研究課題
1. アスパラギン酸をアラニンに置換した高親和性IgE受容体β鎖変異体(D234A)がマスト細胞のサイトカインの産生に影響を与える理由を明らかにするために、野生型および変異体(D234A)のタンパク質(aa:143-235)を精製し、その2次構造、3次構造および熱安定性について円二色性分光計を用いて比較検討した。遠紫外円二色分光(far-UV CD)による二時構造の検討では、両者とも典型的なα-ヘリックス構造をとり、D234Aでも構造の崩壊やヘリックス含量の低下は認められなかった。近紫外円二色分光(near-UV CD)による三次構造の検討ではチロシン、フェニルアラニンやトリプトファンのアミノ酸側鎖の発色に起因したCDスペクトルが得られるが、これらに有意差は認められなかった。また、野生型およびD234Aの温度変化によるタンパク質の構造の変化を検討したが、いずれも二状態転移を示し有意差はないと考えられた。ギブスの自由エネルギーも計算したが、有意差は認められなかった。これらのことからD234Aはβ鎖タンパク質の構造や熱安定性に影響は与えず、β鎖の同部位に何らかの分子が会合し、マスト細胞の機能を調節すると考えられた。2.上記の結果から、既存のデータベースやソフトなどを活用して、D234に会合する可能性のあるタンパク質を検討した。いくつかの候補が得られたので、これからそれらのタンパク質の精製に取りかかる予定である。
2: おおむね順調に進展している
β鎖変異体(D234A)タンパク質の構造および熱安定性について結果を明らかにし、またその結果は当初予想したとおりのものであった。また、とりあえずD234に会合することが予想される分子の候補も得られたので、候補となった分子のコンストラクトを作製しタンパク質の発現、精製を行う目処もたったから。
候補となった分子のコンストラクトを作製しタンパク質の発現、精製を行う。これらをβ鎖タンパク質(野生型、D234A)と相互作用させ、実際に会合するかどうかを検討する。会合する分子がある場合にはβ鎖と候補タンパク質との会合部位を同定し、会合部位がD234かどうかも併せて決定する。

### 提供資料

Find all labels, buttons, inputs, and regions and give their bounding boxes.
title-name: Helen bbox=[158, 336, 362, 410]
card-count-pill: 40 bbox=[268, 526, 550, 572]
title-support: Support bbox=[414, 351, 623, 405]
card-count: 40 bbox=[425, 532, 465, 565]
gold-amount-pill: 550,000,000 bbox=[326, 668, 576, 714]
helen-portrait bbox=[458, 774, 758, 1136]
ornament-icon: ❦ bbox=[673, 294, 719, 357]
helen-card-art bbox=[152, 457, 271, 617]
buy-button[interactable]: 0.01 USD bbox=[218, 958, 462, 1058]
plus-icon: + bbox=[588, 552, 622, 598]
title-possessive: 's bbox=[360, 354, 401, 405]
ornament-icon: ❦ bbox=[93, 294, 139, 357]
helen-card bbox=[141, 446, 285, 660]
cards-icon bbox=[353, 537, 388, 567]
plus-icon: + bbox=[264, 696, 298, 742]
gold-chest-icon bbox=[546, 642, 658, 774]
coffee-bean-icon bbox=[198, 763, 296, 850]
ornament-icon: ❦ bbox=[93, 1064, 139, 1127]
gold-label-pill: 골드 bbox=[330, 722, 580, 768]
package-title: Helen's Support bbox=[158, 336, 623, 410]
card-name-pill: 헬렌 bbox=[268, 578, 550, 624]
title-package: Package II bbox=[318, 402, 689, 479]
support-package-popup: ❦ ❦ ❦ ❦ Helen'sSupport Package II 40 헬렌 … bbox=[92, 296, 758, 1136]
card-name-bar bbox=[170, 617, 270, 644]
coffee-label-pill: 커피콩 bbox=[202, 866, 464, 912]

### 練習問題
1. 本文のうち「2: おおむね順調に進展している」から「精製を行う目処もたったから。」までを、一字も変えずにそのまま書き出してください。
2. 本文によると、野生型と変異体（D234A）のタンパク質の構造と熱安定性を比べるのに、どんな装置が使われましたか。

### 練習問題の答え
1.
2: おおむね順調に進展している
β鎖変異体(D234A)タンパク質の構造および熱安定性について結果を明らかにし、またその結果は当初予想したとおりのものであった。また、とりあえずD234に会合することが予想される分子の候補も得られたので、候補となった分子のコンストラクトを作製しタンパク質の発現、精製を行う目処もたったから。

2. 円二色性分光計です。